··· SUPPLIED ENTRIES

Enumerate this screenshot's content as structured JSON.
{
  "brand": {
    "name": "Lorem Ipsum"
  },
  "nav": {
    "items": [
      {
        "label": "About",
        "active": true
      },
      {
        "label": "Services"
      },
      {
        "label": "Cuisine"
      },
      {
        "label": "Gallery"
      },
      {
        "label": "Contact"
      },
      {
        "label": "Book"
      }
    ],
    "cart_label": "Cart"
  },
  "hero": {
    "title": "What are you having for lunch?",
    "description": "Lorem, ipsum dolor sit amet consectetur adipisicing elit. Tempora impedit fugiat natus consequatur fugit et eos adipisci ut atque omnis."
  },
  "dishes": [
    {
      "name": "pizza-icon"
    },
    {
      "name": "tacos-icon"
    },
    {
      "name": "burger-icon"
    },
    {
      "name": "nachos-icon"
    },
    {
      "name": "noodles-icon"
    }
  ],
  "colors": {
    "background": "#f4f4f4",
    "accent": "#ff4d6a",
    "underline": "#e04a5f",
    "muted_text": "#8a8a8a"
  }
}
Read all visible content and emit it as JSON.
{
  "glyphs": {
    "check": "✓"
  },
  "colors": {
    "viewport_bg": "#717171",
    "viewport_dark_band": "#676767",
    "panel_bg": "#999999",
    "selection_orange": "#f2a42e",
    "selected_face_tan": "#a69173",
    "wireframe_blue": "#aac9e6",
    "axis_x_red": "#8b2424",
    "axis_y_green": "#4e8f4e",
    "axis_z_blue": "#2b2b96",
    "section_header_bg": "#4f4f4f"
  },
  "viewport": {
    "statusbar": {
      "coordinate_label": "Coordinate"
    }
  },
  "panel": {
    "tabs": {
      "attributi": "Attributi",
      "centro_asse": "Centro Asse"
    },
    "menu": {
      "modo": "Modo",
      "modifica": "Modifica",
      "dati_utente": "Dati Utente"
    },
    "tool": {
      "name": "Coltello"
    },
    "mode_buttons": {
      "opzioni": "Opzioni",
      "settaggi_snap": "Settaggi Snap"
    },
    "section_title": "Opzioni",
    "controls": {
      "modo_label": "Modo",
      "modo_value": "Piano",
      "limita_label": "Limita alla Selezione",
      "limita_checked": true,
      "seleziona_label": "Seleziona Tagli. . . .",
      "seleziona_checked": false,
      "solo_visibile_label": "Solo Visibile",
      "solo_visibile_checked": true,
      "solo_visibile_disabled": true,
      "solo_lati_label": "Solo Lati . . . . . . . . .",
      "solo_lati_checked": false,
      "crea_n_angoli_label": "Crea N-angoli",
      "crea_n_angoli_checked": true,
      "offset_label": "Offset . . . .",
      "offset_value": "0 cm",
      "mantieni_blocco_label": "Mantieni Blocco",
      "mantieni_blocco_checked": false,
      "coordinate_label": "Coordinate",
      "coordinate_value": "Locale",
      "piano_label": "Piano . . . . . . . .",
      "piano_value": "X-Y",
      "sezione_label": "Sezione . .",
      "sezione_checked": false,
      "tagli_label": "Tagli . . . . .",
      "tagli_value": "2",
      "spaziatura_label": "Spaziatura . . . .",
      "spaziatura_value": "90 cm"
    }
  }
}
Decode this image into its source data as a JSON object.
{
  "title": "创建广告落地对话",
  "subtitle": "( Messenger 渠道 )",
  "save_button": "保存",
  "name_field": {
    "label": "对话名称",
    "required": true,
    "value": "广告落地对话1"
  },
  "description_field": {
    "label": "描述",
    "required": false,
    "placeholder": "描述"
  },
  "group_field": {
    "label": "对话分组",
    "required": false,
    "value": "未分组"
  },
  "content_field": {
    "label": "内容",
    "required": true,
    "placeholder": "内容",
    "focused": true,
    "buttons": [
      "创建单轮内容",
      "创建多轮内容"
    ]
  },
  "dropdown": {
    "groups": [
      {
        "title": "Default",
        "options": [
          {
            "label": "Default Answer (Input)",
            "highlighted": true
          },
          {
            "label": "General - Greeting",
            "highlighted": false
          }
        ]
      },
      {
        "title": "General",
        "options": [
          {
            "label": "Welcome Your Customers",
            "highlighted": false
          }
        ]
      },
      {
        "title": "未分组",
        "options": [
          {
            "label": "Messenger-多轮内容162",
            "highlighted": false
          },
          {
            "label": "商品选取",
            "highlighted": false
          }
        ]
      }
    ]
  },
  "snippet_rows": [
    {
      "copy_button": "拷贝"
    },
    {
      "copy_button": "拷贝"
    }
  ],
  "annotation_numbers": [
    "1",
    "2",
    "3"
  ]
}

······

-- SET TASK --
Write the data from above out again, exactly.

-- ANSWER FOR THIS EXERCISE --
Enumerate this screenshot's content as structured JSON.
{
  "brand": {
    "name": "Lorem Ipsum"
  },
  "nav": {
    "items": [
      {
        "label": "About",
        "active": true
      },
      {
        "label": "Services"
      },
      {
        "label": "Cuisine"
      },
      {
        "label": "Gallery"
      },
      {
        "label": "Contact"
      },
      {
        "label": "Book"
      }
    ],
    "cart_label": "Cart"
  },
  "hero": {
    "title": "What are you having for lunch?",
    "description": "Lorem, ipsum dolor sit amet consectetur adipisicing elit. Tempora impedit fugiat natus consequatur fugit et eos adipisci ut atque omnis."
  },
  "dishes": [
    {
      "name": "pizza-icon"
    },
    {
      "name": "tacos-icon"
    },
    {
      "name": "burger-icon"
    },
    {
      "name": "nachos-icon"
    },
    {
      "name": "noodles-icon"
    }
  ],
  "colors": {
    "background": "#f4f4f4",
    "accent": "#ff4d6a",
    "underline": "#e04a5f",
    "muted_text": "#8a8a8a"
  }
}
Read all visible content and emit it as JSON.
{
  "glyphs": {
    "check": "✓"
  },
  "colors": {
    "viewport_bg": "#717171",
    "viewport_dark_band": "#676767",
    "panel_bg": "#999999",
    "selection_orange": "#f2a42e",
    "selected_face_tan": "#a69173",
    "wireframe_blue": "#aac9e6",
    "axis_x_red": "#8b2424",
    "axis_y_green": "#4e8f4e",
    "axis_z_blue": "#2b2b96",
    "section_header_bg": "#4f4f4f"
  },
  "viewport": {
    "statusbar": {
      "coordinate_label": "Coordinate"
    }
  },
  "panel": {
    "tabs": {
      "attributi": "Attributi",
      "centro_asse": "Centro Asse"
    },
    "menu": {
      "modo": "Modo",
      "modifica": "Modifica",
      "dati_utente": "Dati Utente"
    },
    "tool": {
      "name": "Coltello"
    },
    "mode_buttons": {
      "opzioni": "Opzioni",
      "settaggi_snap": "Settaggi Snap"
    },
    "section_title": "Opzioni",
    "controls": {
      "modo_label": "Modo",
      "modo_value": "Piano",
      "limita_label": "Limita alla Selezione",
      "limita_checked": true,
      "seleziona_label": "Seleziona Tagli. . . .",
      "seleziona_checked": false,
      "solo_visibile_label": "Solo Visibile",
      "solo_visibile_checked": true,
      "solo_visibile_disabled": true,
      "solo_lati_label": "Solo Lati . . . . . . . . .",
      "solo_lati_checked": false,
      "crea_n_angoli_label": "Crea N-angoli",
      "crea_n_angoli_checked": true,
      "offset_label": "Offset . . . .",
      "offset_value": "0 cm",
      "mantieni_blocco_label": "Mantieni Blocco",
      "mantieni_blocco_checked": false,
      "coordinate_label": "Coordinate",
      "coordinate_value": "Locale",
      "piano_label": "Piano . . . . . . . .",
      "piano_value": "X-Y",
      "sezione_label": "Sezione . .",
      "sezione_checked": false,
      "tagli_label": "Tagli . . . . .",
      "tagli_value": "2",
      "spaziatura_label": "Spaziatura . . . .",
      "spaziatura_value": "90 cm"
    }
  }
}
Decode this image into its source data as a JSON object.
{
  "title": "创建广告落地对话",
  "subtitle": "( Messenger 渠道 )",
  "save_button": "保存",
  "name_field": {
    "label": "对话名称",
    "required": true,
    "value": "广告落地对话1"
  },
  "description_field": {
    "label": "描述",
    "required": false,
    "placeholder": "描述"
  },
  "group_field": {
    "label": "对话分组",
    "required": false,
    "value": "未分组"
  },
  "content_field": {
    "label": "内容",
    "required": true,
    "placeholder": "内容",
    "focused": true,
    "buttons": [
      "创建单轮内容",
      "创建多轮内容"
    ]
  },
  "dropdown": {
    "groups": [
      {
        "title": "Default",
        "options": [
          {
            "label": "Default Answer (Input)",
            "highlighted": true
          },
          {
            "label": "General - Greeting",
            "highlighted": false
          }
        ]
      },
      {
        "title": "General",
        "options": [
          {
            "label": "Welcome Your Customers",
            "highlighted": false
          }
        ]
      },
      {
        "title": "未分组",
        "options": [
          {
            "label": "Messenger-多轮内容162",
            "highlighted": false
          },
          {
            "label": "商品选取",
            "highlighted": false
          }
        ]
      }
    ]
  },
  "snippet_rows": [
    {
      "copy_button": "拷贝"
    },
    {
      "copy_button": "拷贝"
    }
  ],
  "annotation_numbers": [
    "1",
    "2",
    "3"
  ]
}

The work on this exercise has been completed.